● **Data provided**
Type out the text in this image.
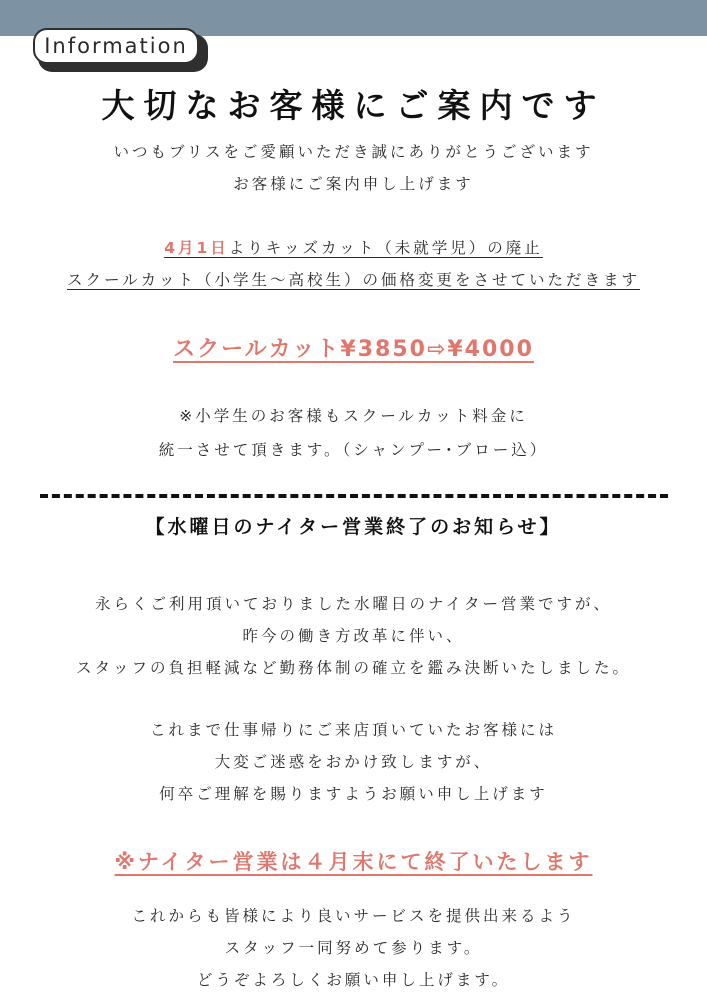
Information
大切なお客様にご案内です
いつもブリスをご愛顧いただき誠にありがとうございます
お客様にご案内申し上げます
4月1日よりキッズカット（未就学児）の廃止
スクールカット（小学生～高校生）の価格変更をさせていただきます
スクールカット¥3850⇨¥4000
※小学生のお客様もスクールカット料金に
統一させて頂きます。（シャンプー･ブロー込）
【水曜日のナイター営業終了のお知らせ】
永らくご利用頂いておりました水曜日のナイター営業ですが、
昨今の働き方改革に伴い、
スタッフの負担軽減など勤務体制の確立を鑑み決断いたしました。
これまで仕事帰りにご来店頂いていたお客様には
大変ご迷惑をおかけ致しますが、
何卒ご理解を賜りますようお願い申し上げます
※ナイター営業は４月末にて終了いたします
これからも皆様により良いサービスを提供出来るよう
スタッフ一同努めて参ります。
どうぞよろしくお願い申し上げます。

● **What is being asked**
Reproduce each entry precisely. Leave the pictures out.

● **Exercise result**
Type out the text in this image.
Information
大切なお客様にご案内です
いつもブリスをご愛顧いただき誠にありがとうございます
お客様にご案内申し上げます
4月1日よりキッズカット（未就学児）の廃止
スクールカット（小学生～高校生）の価格変更をさせていただきます
スクールカット¥3850⇨¥4000
※小学生のお客様もスクールカット料金に
統一させて頂きます。（シャンプー･ブロー込）
【水曜日のナイター営業終了のお知らせ】
永らくご利用頂いておりました水曜日のナイター営業ですが、
昨今の働き方改革に伴い、
スタッフの負担軽減など勤務体制の確立を鑑み決断いたしました。
これまで仕事帰りにご来店頂いていたお客様には
大変ご迷惑をおかけ致しますが、
何卒ご理解を賜りますようお願い申し上げます
※ナイター営業は４月末にて終了いたします
これからも皆様により良いサービスを提供出来るよう
スタッフ一同努めて参ります。
どうぞよろしくお願い申し上げます。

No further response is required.